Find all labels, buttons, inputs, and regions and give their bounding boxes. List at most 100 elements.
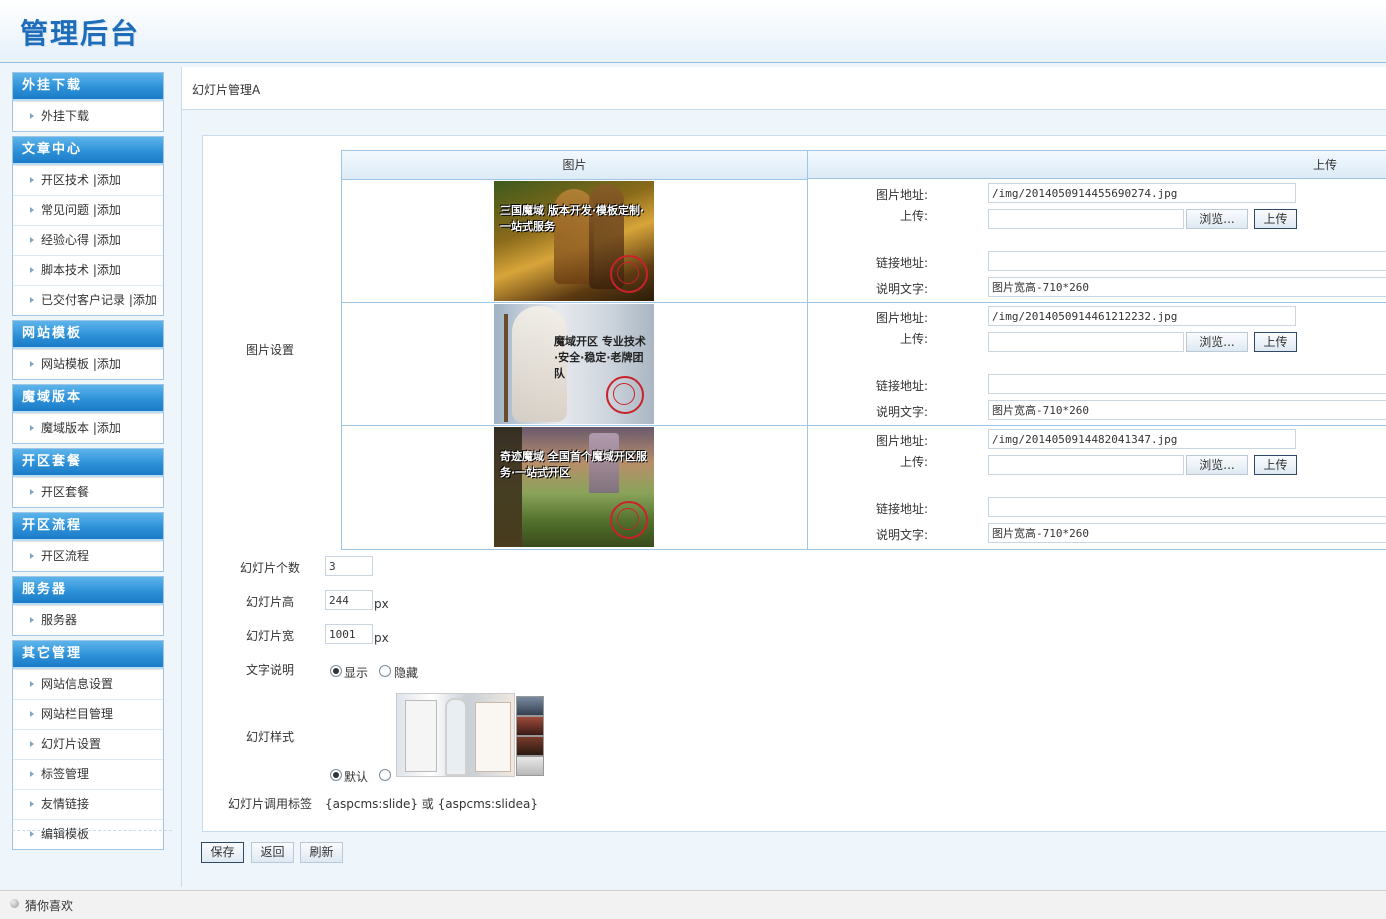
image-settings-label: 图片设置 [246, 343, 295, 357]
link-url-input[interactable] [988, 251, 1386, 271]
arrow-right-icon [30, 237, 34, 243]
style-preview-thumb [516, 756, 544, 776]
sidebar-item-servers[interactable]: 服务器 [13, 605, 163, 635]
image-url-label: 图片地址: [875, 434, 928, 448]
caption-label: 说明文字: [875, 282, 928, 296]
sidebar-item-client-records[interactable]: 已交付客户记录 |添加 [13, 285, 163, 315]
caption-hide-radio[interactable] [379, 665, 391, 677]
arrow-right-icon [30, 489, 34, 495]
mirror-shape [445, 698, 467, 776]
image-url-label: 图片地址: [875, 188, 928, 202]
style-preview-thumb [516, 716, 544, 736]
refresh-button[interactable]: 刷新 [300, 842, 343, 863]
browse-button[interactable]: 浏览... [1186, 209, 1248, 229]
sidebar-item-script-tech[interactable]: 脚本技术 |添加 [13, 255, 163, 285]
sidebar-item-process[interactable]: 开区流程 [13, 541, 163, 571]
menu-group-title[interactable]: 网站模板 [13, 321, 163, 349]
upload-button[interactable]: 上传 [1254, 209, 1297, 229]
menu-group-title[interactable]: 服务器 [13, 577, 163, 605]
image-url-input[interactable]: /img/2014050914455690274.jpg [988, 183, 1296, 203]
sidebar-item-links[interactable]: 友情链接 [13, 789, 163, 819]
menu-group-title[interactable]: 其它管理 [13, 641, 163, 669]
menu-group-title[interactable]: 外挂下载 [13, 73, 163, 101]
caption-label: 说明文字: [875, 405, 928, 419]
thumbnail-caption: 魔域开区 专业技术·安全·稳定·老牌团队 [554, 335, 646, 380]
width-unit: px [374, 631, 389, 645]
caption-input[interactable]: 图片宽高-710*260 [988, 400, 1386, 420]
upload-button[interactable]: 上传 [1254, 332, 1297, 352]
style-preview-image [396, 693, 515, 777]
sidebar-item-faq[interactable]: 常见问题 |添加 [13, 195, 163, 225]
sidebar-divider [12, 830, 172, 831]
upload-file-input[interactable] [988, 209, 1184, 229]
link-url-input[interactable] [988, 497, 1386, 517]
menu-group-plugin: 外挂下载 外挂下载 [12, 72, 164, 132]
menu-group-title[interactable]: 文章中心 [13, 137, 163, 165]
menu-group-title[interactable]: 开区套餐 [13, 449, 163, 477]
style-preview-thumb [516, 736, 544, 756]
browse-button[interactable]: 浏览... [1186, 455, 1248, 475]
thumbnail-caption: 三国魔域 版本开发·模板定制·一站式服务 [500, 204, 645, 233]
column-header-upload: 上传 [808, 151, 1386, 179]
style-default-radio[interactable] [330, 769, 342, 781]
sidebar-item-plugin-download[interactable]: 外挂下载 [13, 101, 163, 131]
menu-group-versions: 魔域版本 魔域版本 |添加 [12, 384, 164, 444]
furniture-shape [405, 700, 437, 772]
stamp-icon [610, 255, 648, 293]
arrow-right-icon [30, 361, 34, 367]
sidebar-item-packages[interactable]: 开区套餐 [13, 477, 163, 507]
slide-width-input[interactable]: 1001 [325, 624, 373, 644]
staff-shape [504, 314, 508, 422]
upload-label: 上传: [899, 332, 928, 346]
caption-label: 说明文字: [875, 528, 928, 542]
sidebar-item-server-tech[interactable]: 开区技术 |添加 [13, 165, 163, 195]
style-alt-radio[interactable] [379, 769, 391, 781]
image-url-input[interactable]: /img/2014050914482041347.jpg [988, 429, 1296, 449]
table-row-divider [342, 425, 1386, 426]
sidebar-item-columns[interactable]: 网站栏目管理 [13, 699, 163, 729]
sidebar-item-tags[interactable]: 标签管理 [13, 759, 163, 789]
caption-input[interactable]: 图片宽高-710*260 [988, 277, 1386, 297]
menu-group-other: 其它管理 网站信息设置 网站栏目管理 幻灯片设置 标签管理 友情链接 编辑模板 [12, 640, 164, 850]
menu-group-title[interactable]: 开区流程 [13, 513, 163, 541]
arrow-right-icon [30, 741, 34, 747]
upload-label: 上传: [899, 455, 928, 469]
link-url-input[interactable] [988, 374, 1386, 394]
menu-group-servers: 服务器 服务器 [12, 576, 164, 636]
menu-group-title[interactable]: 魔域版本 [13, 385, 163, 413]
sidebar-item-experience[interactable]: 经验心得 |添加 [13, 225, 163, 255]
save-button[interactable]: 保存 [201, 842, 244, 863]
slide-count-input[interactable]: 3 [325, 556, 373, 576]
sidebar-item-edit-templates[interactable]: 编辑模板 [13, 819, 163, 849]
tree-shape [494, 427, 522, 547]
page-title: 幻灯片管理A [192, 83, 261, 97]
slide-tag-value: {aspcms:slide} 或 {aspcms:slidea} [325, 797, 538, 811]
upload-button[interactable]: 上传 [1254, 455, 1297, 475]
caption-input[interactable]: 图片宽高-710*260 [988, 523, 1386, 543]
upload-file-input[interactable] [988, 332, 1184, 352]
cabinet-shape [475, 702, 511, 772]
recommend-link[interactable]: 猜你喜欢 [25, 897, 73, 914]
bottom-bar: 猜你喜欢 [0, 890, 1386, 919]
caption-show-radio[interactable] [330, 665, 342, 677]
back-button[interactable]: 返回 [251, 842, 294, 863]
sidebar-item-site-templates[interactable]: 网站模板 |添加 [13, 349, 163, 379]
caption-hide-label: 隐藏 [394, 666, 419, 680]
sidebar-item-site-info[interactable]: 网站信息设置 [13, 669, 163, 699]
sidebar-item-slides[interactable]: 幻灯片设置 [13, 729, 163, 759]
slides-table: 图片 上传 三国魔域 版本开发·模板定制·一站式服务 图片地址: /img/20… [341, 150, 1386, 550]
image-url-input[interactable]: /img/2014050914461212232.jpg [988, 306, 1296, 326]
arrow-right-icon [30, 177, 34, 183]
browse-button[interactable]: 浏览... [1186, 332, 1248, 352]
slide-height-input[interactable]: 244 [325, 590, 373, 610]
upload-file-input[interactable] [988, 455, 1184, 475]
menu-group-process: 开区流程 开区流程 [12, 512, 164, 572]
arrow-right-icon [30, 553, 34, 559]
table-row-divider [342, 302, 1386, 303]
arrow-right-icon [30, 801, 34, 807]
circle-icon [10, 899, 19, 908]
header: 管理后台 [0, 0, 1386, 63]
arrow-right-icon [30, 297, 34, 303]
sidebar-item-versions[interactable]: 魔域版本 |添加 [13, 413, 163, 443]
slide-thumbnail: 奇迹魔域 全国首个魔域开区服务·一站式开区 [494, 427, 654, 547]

-*-*-

Can you rewrite the lines between the one holding "image-settings-label: 图片设置 [246, 343, 295, 357]" and the one holding "image-url-label: 图片地址: [875, 434, 928, 448]", inclusive, so that "link-url-input" becomes "link-address-input" and nothing else changes? Return only those lines.

image-settings-label: 图片设置 [246, 343, 295, 357]
link-address-input[interactable] [988, 251, 1386, 271]
arrow-right-icon [30, 237, 34, 243]
style-preview-thumb [516, 756, 544, 776]
sidebar-item-servers[interactable]: 服务器 [13, 605, 163, 635]
image-url-label: 图片地址: [875, 434, 928, 448]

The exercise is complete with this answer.